** start of Dataset records **
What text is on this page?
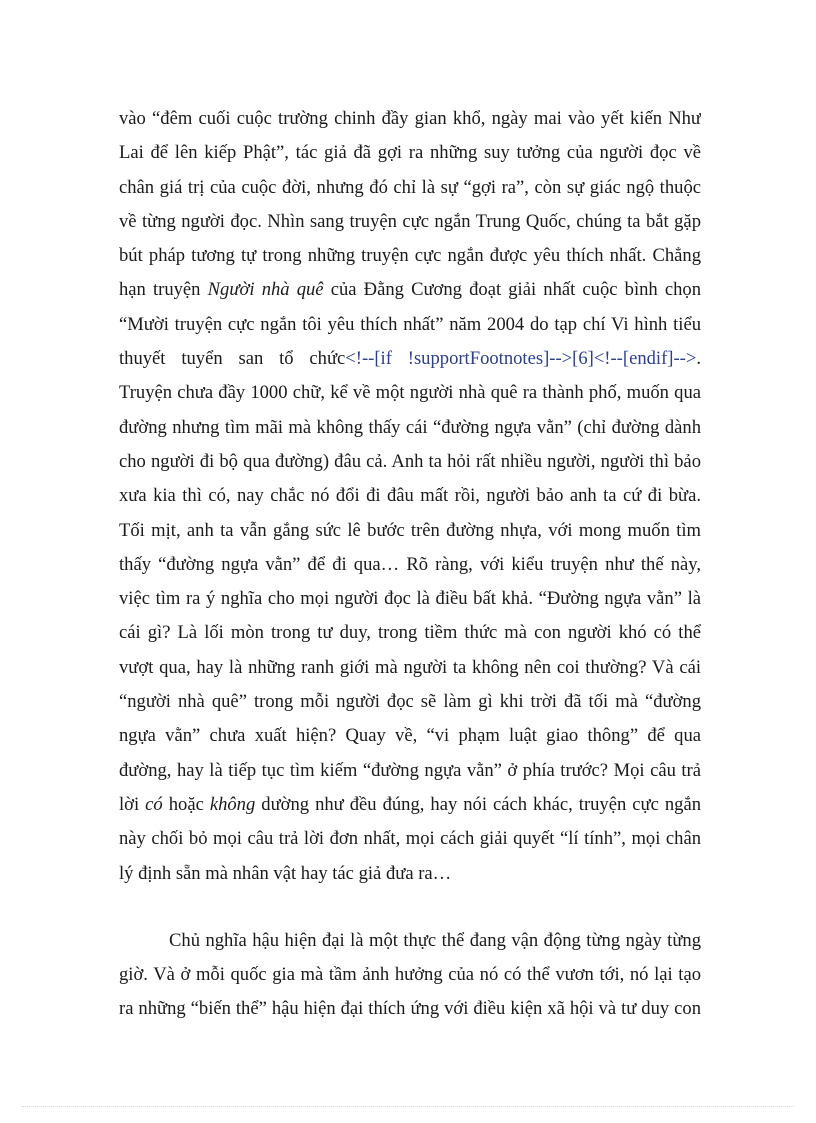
vào “đêm cuối cuộc trường chinh đầy gian khổ, ngày mai vào yết kiến Như
Lai để lên kiếp Phật”, tác giả đã gợi ra những suy tưởng của người đọc về
chân giá trị của cuộc đời, nhưng đó chỉ là sự “gợi ra”, còn sự giác ngộ thuộc
về từng người đọc. Nhìn sang truyện cực ngắn Trung Quốc, chúng ta bắt gặp
bút pháp tương tự trong những truyện cực ngắn được yêu thích nhất. Chẳng
hạn truyện Người nhà quê của Đằng Cương đoạt giải nhất cuộc bình chọn
“Mười truyện cực ngắn tôi yêu thích nhất” năm 2004 do tạp chí Vi hình tiểu
thuyết tuyển san tổ chức<!--[if !supportFootnotes]-->[6]<!--[endif]-->.
Truyện chưa đầy 1000 chữ, kể về một người nhà quê ra thành phố, muốn qua
đường nhưng tìm mãi mà không thấy cái “đường ngựa vằn” (chỉ đường dành
cho người đi bộ qua đường) đâu cả. Anh ta hỏi rất nhiều người, người thì bảo
xưa kia thì có, nay chắc nó đổi đi đâu mất rồi, người bảo anh ta cứ đi bừa.
Tối mịt, anh ta vẫn gắng sức lê bước trên đường nhựa, với mong muốn tìm
thấy “đường ngựa vằn” để đi qua… Rõ ràng, với kiểu truyện như thế này,
việc tìm ra ý nghĩa cho mọi người đọc là điều bất khả. “Đường ngựa vằn” là
cái gì? Là lối mòn trong tư duy, trong tiềm thức mà con người khó có thể
vượt qua, hay là những ranh giới mà người ta không nên coi thường? Và cái
“người nhà quê” trong mỗi người đọc sẽ làm gì khi trời đã tối mà “đường
ngựa vằn” chưa xuất hiện? Quay về, “vi phạm luật giao thông” để qua
đường, hay là tiếp tục tìm kiếm “đường ngựa vằn” ở phía trước? Mọi câu trả
lời có hoặc không dường như đều đúng, hay nói cách khác, truyện cực ngắn
này chối bỏ mọi câu trả lời đơn nhất, mọi cách giải quyết “lí tính”, mọi chân
lý định sẵn mà nhân vật hay tác giả đưa ra…
Chủ nghĩa hậu hiện đại là một thực thể đang vận động từng ngày từng
giờ. Và ở mỗi quốc gia mà tầm ảnh hưởng của nó có thể vươn tới, nó lại tạo
ra những “biến thể” hậu hiện đại thích ứng với điều kiện xã hội và tư duy con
** end of Dataset records **
• Brief: Set the pictures aside and transcribe the data above exactly.

• Solution:
What text is on this page?
vào “đêm cuối cuộc trường chinh đầy gian khổ, ngày mai vào yết kiến Như
Lai để lên kiếp Phật”, tác giả đã gợi ra những suy tưởng của người đọc về
chân giá trị của cuộc đời, nhưng đó chỉ là sự “gợi ra”, còn sự giác ngộ thuộc
về từng người đọc. Nhìn sang truyện cực ngắn Trung Quốc, chúng ta bắt gặp
bút pháp tương tự trong những truyện cực ngắn được yêu thích nhất. Chẳng
hạn truyện Người nhà quê của Đằng Cương đoạt giải nhất cuộc bình chọn
“Mười truyện cực ngắn tôi yêu thích nhất” năm 2004 do tạp chí Vi hình tiểu
thuyết tuyển san tổ chức<!--[if !supportFootnotes]-->[6]<!--[endif]-->.
Truyện chưa đầy 1000 chữ, kể về một người nhà quê ra thành phố, muốn qua
đường nhưng tìm mãi mà không thấy cái “đường ngựa vằn” (chỉ đường dành
cho người đi bộ qua đường) đâu cả. Anh ta hỏi rất nhiều người, người thì bảo
xưa kia thì có, nay chắc nó đổi đi đâu mất rồi, người bảo anh ta cứ đi bừa.
Tối mịt, anh ta vẫn gắng sức lê bước trên đường nhựa, với mong muốn tìm
thấy “đường ngựa vằn” để đi qua… Rõ ràng, với kiểu truyện như thế này,
việc tìm ra ý nghĩa cho mọi người đọc là điều bất khả. “Đường ngựa vằn” là
cái gì? Là lối mòn trong tư duy, trong tiềm thức mà con người khó có thể
vượt qua, hay là những ranh giới mà người ta không nên coi thường? Và cái
“người nhà quê” trong mỗi người đọc sẽ làm gì khi trời đã tối mà “đường
ngựa vằn” chưa xuất hiện? Quay về, “vi phạm luật giao thông” để qua
đường, hay là tiếp tục tìm kiếm “đường ngựa vằn” ở phía trước? Mọi câu trả
lời có hoặc không dường như đều đúng, hay nói cách khác, truyện cực ngắn
này chối bỏ mọi câu trả lời đơn nhất, mọi cách giải quyết “lí tính”, mọi chân
lý định sẵn mà nhân vật hay tác giả đưa ra…
Chủ nghĩa hậu hiện đại là một thực thể đang vận động từng ngày từng
giờ. Và ở mỗi quốc gia mà tầm ảnh hưởng của nó có thể vươn tới, nó lại tạo
ra những “biến thể” hậu hiện đại thích ứng với điều kiện xã hội và tư duy con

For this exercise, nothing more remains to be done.